GIVEN DATA
[start]
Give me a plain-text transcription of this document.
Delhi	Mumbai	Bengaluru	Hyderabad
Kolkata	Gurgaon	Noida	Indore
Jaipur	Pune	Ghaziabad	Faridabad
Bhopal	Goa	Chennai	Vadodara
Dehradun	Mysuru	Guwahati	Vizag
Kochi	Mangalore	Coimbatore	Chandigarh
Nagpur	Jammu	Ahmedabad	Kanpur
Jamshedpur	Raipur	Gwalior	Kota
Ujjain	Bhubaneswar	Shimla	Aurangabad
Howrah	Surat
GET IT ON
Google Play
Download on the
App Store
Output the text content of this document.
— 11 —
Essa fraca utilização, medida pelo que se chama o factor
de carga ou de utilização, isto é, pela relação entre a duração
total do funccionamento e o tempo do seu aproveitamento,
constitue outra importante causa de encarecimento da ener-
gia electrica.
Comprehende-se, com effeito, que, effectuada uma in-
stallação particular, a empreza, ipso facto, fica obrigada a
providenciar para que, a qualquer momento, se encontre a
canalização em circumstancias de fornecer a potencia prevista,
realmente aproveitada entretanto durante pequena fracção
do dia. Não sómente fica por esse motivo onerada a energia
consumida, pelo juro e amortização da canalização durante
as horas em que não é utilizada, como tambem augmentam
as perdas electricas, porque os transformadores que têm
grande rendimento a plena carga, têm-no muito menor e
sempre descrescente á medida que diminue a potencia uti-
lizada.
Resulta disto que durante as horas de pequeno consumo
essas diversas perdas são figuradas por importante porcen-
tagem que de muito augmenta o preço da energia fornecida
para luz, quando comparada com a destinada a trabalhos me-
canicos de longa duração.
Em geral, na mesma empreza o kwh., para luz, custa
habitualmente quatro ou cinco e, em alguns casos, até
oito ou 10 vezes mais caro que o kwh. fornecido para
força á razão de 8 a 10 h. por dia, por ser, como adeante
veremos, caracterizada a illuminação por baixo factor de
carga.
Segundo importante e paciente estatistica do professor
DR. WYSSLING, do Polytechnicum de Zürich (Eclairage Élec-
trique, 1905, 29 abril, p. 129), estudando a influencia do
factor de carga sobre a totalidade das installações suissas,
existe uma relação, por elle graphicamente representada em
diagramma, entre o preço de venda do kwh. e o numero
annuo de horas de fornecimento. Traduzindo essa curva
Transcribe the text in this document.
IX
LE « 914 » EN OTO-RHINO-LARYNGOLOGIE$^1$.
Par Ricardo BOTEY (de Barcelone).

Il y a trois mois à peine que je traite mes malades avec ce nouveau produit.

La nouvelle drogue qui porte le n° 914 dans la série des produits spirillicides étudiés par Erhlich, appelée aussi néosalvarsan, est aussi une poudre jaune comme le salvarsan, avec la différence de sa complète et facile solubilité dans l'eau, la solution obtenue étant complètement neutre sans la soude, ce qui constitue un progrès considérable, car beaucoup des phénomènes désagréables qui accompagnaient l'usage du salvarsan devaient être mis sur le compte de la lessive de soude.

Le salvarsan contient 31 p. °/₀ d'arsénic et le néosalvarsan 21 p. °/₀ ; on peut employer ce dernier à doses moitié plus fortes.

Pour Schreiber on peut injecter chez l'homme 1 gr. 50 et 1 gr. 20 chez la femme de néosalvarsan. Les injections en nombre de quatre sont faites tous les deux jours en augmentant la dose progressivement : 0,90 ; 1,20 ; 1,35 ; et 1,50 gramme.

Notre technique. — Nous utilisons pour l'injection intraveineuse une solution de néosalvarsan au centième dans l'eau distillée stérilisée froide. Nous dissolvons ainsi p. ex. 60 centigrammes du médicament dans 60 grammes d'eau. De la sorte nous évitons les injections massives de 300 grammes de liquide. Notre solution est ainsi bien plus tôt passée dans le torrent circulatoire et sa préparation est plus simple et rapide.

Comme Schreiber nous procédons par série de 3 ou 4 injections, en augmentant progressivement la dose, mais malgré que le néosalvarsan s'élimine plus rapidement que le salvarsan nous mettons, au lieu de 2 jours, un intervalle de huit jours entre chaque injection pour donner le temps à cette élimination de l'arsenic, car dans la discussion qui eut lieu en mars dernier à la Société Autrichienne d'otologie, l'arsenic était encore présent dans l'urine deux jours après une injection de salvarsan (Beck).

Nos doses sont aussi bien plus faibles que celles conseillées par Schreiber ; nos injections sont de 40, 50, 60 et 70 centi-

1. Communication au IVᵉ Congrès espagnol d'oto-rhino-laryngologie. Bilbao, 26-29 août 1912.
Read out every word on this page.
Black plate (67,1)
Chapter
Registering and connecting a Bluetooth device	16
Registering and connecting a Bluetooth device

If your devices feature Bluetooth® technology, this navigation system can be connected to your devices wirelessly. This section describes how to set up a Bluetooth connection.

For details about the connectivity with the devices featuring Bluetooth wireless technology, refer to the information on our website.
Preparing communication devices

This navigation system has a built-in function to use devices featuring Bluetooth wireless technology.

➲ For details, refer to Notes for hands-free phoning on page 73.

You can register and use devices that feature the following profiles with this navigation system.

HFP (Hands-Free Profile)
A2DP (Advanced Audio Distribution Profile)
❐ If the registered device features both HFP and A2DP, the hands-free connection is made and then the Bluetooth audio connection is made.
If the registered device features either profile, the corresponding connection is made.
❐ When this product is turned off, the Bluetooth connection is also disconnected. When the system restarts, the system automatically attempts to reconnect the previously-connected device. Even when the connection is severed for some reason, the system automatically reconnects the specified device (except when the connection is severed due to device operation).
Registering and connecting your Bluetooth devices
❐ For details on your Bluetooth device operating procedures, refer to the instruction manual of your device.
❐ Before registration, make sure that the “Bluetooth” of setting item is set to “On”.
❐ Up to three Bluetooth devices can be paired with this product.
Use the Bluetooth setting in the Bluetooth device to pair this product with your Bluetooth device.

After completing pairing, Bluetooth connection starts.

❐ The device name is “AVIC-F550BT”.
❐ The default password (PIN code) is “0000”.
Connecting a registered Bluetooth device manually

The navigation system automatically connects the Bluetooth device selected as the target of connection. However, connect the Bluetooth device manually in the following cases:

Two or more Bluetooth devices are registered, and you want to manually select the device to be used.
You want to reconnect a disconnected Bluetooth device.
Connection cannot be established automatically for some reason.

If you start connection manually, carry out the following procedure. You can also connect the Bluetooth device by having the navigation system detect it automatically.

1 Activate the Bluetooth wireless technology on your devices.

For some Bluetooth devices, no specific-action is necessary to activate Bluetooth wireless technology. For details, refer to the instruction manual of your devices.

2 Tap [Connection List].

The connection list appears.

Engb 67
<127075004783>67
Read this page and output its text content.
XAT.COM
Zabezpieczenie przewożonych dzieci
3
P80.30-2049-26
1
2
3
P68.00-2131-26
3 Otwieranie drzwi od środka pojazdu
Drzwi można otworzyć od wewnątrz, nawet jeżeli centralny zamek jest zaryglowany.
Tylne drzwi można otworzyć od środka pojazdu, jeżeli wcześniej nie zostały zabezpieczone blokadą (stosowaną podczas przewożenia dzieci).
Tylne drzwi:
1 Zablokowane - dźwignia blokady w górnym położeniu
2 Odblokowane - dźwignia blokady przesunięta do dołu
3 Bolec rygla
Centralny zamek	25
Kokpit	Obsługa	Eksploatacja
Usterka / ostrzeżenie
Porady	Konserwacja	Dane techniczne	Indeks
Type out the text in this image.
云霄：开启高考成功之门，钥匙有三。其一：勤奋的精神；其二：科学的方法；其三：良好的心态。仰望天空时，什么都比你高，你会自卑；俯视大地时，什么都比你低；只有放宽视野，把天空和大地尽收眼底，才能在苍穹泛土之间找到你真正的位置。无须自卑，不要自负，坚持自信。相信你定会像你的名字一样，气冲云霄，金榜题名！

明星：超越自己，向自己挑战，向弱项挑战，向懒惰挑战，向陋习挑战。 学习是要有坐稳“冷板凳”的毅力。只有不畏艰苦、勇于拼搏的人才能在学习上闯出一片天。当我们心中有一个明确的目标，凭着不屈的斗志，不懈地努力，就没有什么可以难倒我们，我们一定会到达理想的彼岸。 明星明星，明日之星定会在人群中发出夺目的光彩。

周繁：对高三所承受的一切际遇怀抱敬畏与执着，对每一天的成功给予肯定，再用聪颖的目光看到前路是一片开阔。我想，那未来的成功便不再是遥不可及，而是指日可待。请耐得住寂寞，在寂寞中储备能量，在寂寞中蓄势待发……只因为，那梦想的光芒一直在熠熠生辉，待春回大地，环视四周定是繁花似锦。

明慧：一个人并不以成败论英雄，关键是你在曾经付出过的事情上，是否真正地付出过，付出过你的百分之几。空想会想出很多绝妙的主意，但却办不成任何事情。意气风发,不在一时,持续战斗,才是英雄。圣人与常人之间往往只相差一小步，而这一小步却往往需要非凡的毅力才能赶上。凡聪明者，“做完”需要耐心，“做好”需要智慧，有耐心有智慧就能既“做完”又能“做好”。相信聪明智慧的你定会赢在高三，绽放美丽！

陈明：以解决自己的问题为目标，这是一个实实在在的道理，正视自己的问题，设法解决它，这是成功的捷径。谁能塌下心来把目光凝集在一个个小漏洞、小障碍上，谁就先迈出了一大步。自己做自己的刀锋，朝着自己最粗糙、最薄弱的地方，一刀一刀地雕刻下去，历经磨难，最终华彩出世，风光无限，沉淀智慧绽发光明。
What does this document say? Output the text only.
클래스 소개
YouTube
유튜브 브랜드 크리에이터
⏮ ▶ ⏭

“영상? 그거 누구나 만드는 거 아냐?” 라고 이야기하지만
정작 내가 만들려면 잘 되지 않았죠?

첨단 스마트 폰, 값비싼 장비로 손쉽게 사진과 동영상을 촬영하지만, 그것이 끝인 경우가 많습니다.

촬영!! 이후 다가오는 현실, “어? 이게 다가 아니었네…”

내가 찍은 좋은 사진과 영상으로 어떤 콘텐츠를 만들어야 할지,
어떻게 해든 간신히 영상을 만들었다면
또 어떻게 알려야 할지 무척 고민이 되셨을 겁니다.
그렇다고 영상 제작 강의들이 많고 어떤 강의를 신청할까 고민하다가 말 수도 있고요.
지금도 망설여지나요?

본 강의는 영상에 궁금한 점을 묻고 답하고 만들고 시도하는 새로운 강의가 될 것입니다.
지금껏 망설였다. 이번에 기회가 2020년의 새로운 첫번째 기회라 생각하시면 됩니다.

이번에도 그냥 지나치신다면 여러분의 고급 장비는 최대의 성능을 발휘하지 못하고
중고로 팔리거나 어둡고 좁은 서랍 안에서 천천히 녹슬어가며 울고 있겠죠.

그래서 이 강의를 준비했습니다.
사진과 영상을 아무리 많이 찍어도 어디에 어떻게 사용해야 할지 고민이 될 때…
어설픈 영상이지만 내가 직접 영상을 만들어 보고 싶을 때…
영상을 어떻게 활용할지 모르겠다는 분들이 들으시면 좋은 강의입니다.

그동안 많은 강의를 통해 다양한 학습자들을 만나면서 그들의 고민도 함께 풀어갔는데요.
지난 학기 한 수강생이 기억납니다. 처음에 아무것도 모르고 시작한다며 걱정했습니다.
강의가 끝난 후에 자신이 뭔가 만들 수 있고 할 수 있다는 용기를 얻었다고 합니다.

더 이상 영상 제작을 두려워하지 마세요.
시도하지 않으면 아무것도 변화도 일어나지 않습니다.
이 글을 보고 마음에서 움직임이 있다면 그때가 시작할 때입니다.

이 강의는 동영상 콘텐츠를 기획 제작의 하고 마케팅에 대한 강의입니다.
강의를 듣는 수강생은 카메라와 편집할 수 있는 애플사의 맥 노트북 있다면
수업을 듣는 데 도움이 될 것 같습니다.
[end]
EXERCISE DETAILS
Gather each line in these records that contains the string "Tylne".

FULL OUTPUT
Tylne drzwi można otworzyć od środka pojazdu, jeżeli wcześniej nie zostały zabezpieczone blokadą (stosowaną podczas przewożenia dzieci).
Tylne drzwi:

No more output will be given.